● **Data for the task**:
____
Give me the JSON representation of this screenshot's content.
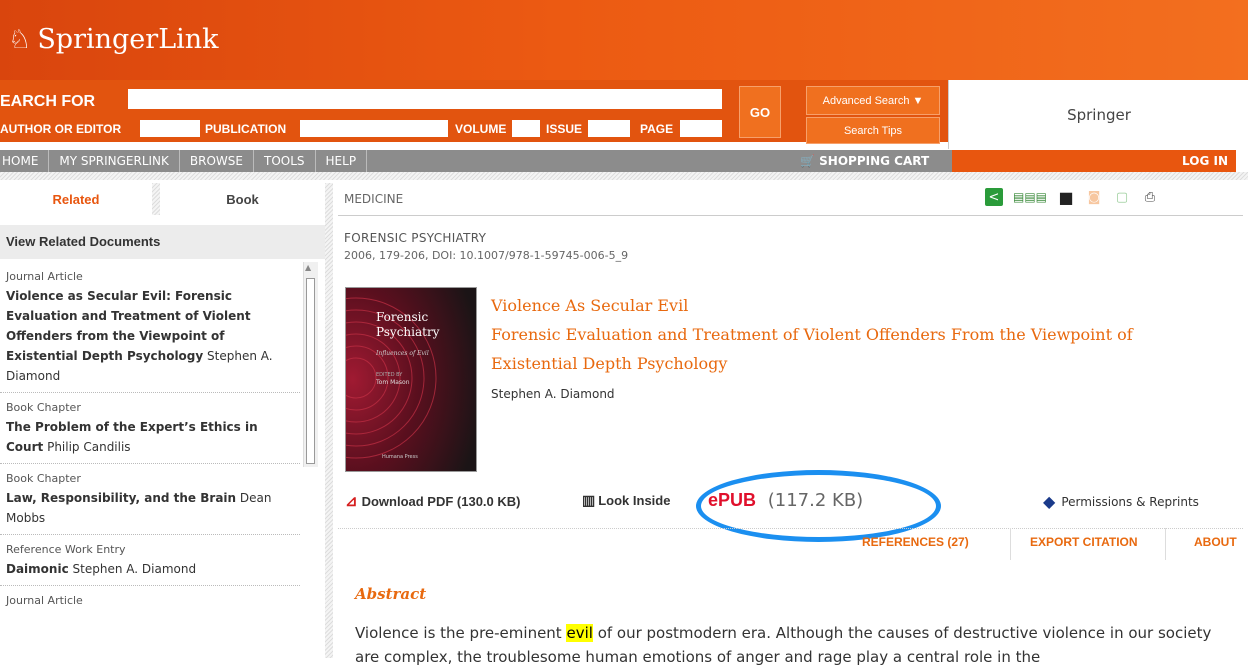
{
  "header": {
    "logo_text": "SpringerLink"
  },
  "search": {
    "search_for_label": "EARCH FOR",
    "author_label": "AUTHOR OR EDITOR",
    "publication_label": "PUBLICATION",
    "volume_label": "VOLUME",
    "issue_label": "ISSUE",
    "page_label": "PAGE",
    "go_label": "GO",
    "advanced_label": "Advanced Search ▼",
    "tips_label": "Search Tips"
  },
  "institution": "Springer",
  "nav": {
    "items": [
      "HOME",
      "MY SPRINGERLINK",
      "BROWSE",
      "TOOLS",
      "HELP"
    ],
    "cart": "SHOPPING CART",
    "login": "LOG IN"
  },
  "sidebar": {
    "tab_related": "Related",
    "tab_book": "Book",
    "header": "View Related Documents",
    "items": [
      {
        "type": "Journal Article",
        "title": "Violence as Secular Evil: Forensic Evaluation and Treatment of Violent Offenders from the Viewpoint of Existential Depth Psychology",
        "author": "Stephen A. Diamond"
      },
      {
        "type": "Book Chapter",
        "title": "The Problem of the Expert’s Ethics in Court",
        "author": "Philip Candilis"
      },
      {
        "type": "Book Chapter",
        "title": "Law, Responsibility, and the Brain",
        "author": "Dean Mobbs"
      },
      {
        "type": "Reference Work Entry",
        "title": "Daimonic",
        "author": "Stephen A. Diamond"
      },
      {
        "type": "Journal Article",
        "title": "",
        "author": ""
      }
    ]
  },
  "main": {
    "breadcrumb": "MEDICINE",
    "book_title": "FORENSIC PSYCHIATRY",
    "meta": "2006, 179-206, DOI: 10.1007/978-1-59745-006-5_9",
    "cover": {
      "title_line1": "Forensic",
      "title_line2": "Psychiatry",
      "subtitle": "Influences of Evil",
      "editor_label": "EDITED BY",
      "editor": "Tom Mason",
      "publisher": "Humana Press"
    },
    "title_line1": "Violence As Secular Evil",
    "title_line2": "Forensic Evaluation and Treatment of Violent Offenders From the Viewpoint of",
    "title_line3": "Existential Depth Psychology",
    "author": "Stephen A. Diamond",
    "download_pdf": "Download PDF (130.0 KB)",
    "look_inside": "Look Inside",
    "epub_label": "ePUB",
    "epub_size": "(117.2 KB)",
    "permissions": "Permissions & Reprints",
    "tabs": {
      "references": "REFERENCES (27)",
      "export": "EXPORT CITATION",
      "about": "ABOUT"
    },
    "abstract_title": "Abstract",
    "abstract_before": "Violence is the pre-eminent ",
    "abstract_highlight": "evil",
    "abstract_after": " of our postmodern era. Although the causes of destructive violence in our society are complex, the troublesome human emotions of anger and rage play a central role in the"
  },
  "colors": {
    "brand_orange": "#e8560f",
    "title_orange": "#e8690f",
    "highlight_circle": "#1b8ff0"
  }
}
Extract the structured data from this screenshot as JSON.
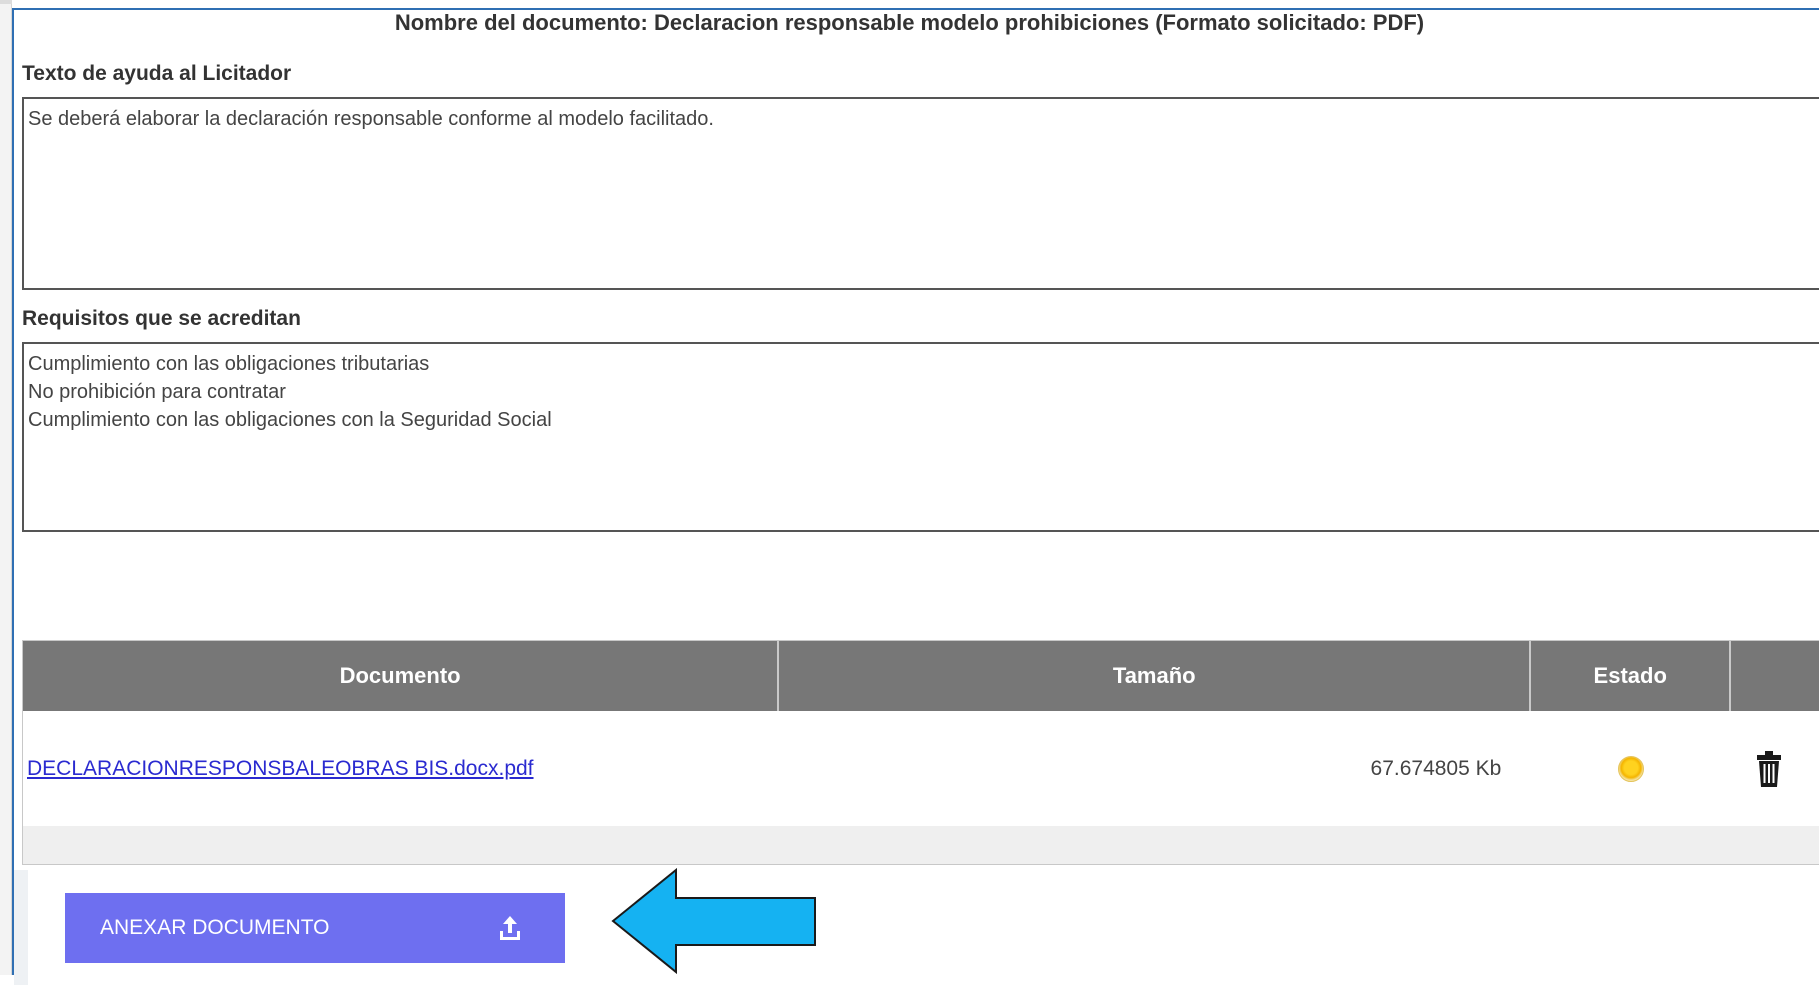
{
  "document": {
    "title": "Nombre del documento: Declaracion responsable modelo prohibiciones (Formato solicitado: PDF)"
  },
  "help": {
    "label": "Texto de ayuda al Licitador",
    "text": "Se deberá elaborar la declaración responsable conforme al modelo facilitado."
  },
  "requirements": {
    "label": "Requisitos que se acreditan",
    "text": "Cumplimiento con las obligaciones tributarias\nNo prohibición para contratar\nCumplimiento con las obligaciones con la Seguridad Social"
  },
  "table": {
    "headers": {
      "document": "Documento",
      "size": "Tamaño",
      "status": "Estado",
      "actions": ""
    },
    "rows": [
      {
        "document": "DECLARACIONRESPONSBALEOBRAS BIS.docx.pdf",
        "size": "67.674805 Kb",
        "status_icon": "yellow-circle-icon",
        "action_icon": "trash-icon"
      }
    ]
  },
  "buttons": {
    "attach": "ANEXAR DOCUMENTO",
    "attach_icon": "upload-icon"
  },
  "colors": {
    "panel_border": "#2f6fb3",
    "table_header": "#777777",
    "attach_button": "#6e6ff0",
    "link": "#2a2ad0",
    "status_yellow": "#ffd21f",
    "arrow_fill": "#15b2f2"
  },
  "annotation": {
    "arrow_icon": "left-arrow-icon"
  }
}
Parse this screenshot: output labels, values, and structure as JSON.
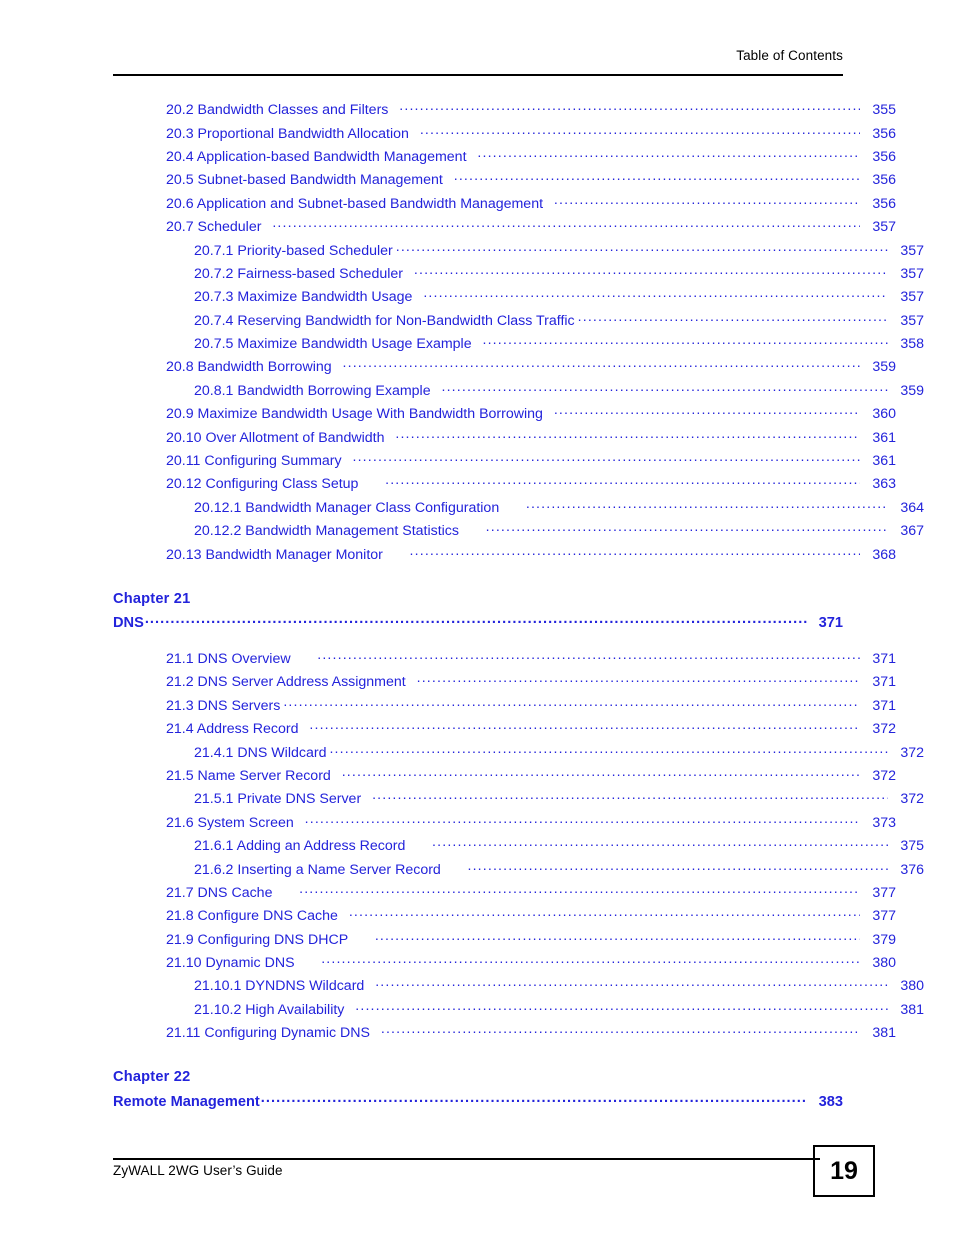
{
  "header": {
    "title": "Table of Contents"
  },
  "footer": {
    "guide_title": "ZyWALL 2WG User’s Guide",
    "page_number": "19"
  },
  "toc": {
    "entries": [
      {
        "level": 1,
        "title": "20.2 Bandwidth Classes and Filters",
        "gap": "gap",
        "page": "355"
      },
      {
        "level": 1,
        "title": "20.3 Proportional Bandwidth Allocation",
        "gap": "gap",
        "page": "356"
      },
      {
        "level": 1,
        "title": "20.4 Application-based Bandwidth Management",
        "gap": "gap",
        "page": "356"
      },
      {
        "level": 1,
        "title": "20.5 Subnet-based Bandwidth Management",
        "gap": "gap",
        "page": "356"
      },
      {
        "level": 1,
        "title": "20.6 Application and Subnet-based Bandwidth Management",
        "gap": "gap",
        "page": "356"
      },
      {
        "level": 1,
        "title": "20.7 Scheduler",
        "gap": "gap",
        "page": "357"
      },
      {
        "level": 2,
        "title": "20.7.1 Priority-based Scheduler",
        "gap": "",
        "page": "357"
      },
      {
        "level": 2,
        "title": "20.7.2 Fairness-based Scheduler",
        "gap": "gap",
        "page": "357"
      },
      {
        "level": 2,
        "title": "20.7.3 Maximize Bandwidth Usage",
        "gap": "gap",
        "page": "357"
      },
      {
        "level": 2,
        "title": "20.7.4 Reserving Bandwidth for Non-Bandwidth Class Traffic",
        "gap": "",
        "page": "357"
      },
      {
        "level": 2,
        "title": "20.7.5 Maximize Bandwidth Usage Example",
        "gap": "gap",
        "page": "358"
      },
      {
        "level": 1,
        "title": "20.8 Bandwidth Borrowing",
        "gap": "gap",
        "page": "359"
      },
      {
        "level": 2,
        "title": "20.8.1 Bandwidth Borrowing Example",
        "gap": "gap",
        "page": "359"
      },
      {
        "level": 1,
        "title": "20.9 Maximize Bandwidth Usage With Bandwidth Borrowing",
        "gap": "gap",
        "page": "360"
      },
      {
        "level": 1,
        "title": "20.10 Over Allotment of Bandwidth",
        "gap": "gap",
        "page": "361"
      },
      {
        "level": 1,
        "title": "20.11 Configuring Summary",
        "gap": "gap",
        "page": "361"
      },
      {
        "level": 1,
        "title": "20.12 Configuring Class Setup",
        "gap": "gap2",
        "page": "363"
      },
      {
        "level": 2,
        "title": "20.12.1 Bandwidth Manager Class Configuration",
        "gap": "gap2",
        "page": "364"
      },
      {
        "level": 2,
        "title": "20.12.2 Bandwidth Management Statistics",
        "gap": "gap2",
        "page": "367"
      },
      {
        "level": 1,
        "title": "20.13 Bandwidth Manager Monitor",
        "gap": "gap2",
        "page": "368"
      }
    ],
    "chapter21": {
      "label": "Chapter  21",
      "name": "DNS",
      "page": "371"
    },
    "entries21": [
      {
        "level": 1,
        "title": "21.1 DNS Overview",
        "gap": "gap2",
        "page": "371"
      },
      {
        "level": 1,
        "title": "21.2 DNS Server Address Assignment",
        "gap": "gap",
        "page": "371"
      },
      {
        "level": 1,
        "title": "21.3 DNS Servers",
        "gap": "",
        "page": "371"
      },
      {
        "level": 1,
        "title": "21.4 Address Record",
        "gap": "gap",
        "page": "372"
      },
      {
        "level": 2,
        "title": "21.4.1 DNS Wildcard",
        "gap": "",
        "page": "372"
      },
      {
        "level": 1,
        "title": "21.5 Name Server Record",
        "gap": "gap",
        "page": "372"
      },
      {
        "level": 2,
        "title": "21.5.1 Private DNS Server",
        "gap": "gap",
        "page": "372"
      },
      {
        "level": 1,
        "title": "21.6 System Screen",
        "gap": "gap",
        "page": "373"
      },
      {
        "level": 2,
        "title": "21.6.1 Adding an Address Record",
        "gap": "gap2",
        "page": "375"
      },
      {
        "level": 2,
        "title": "21.6.2 Inserting a Name Server Record",
        "gap": "gap2",
        "page": "376"
      },
      {
        "level": 1,
        "title": "21.7 DNS Cache",
        "gap": "gap2",
        "page": "377"
      },
      {
        "level": 1,
        "title": "21.8 Configure DNS Cache",
        "gap": "gap",
        "page": "377"
      },
      {
        "level": 1,
        "title": "21.9 Configuring DNS DHCP",
        "gap": "gap2",
        "page": "379"
      },
      {
        "level": 1,
        "title": "21.10 Dynamic DNS",
        "gap": "gap2",
        "page": "380"
      },
      {
        "level": 2,
        "title": "21.10.1 DYNDNS Wildcard",
        "gap": "gap",
        "page": "380"
      },
      {
        "level": 2,
        "title": "21.10.2 High Availability",
        "gap": "gap",
        "page": "381"
      },
      {
        "level": 1,
        "title": "21.11 Configuring Dynamic DNS",
        "gap": "gap",
        "page": "381"
      }
    ],
    "chapter22": {
      "label": "Chapter  22",
      "name": "Remote Management",
      "page": "383"
    }
  },
  "colors": {
    "link_blue": "#2323DB",
    "text_black": "#000000"
  }
}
____
● **Work instructions**: For the data above, state how many lines contain "Dynamic"; the number is the whole answer.

● **Output below**: 2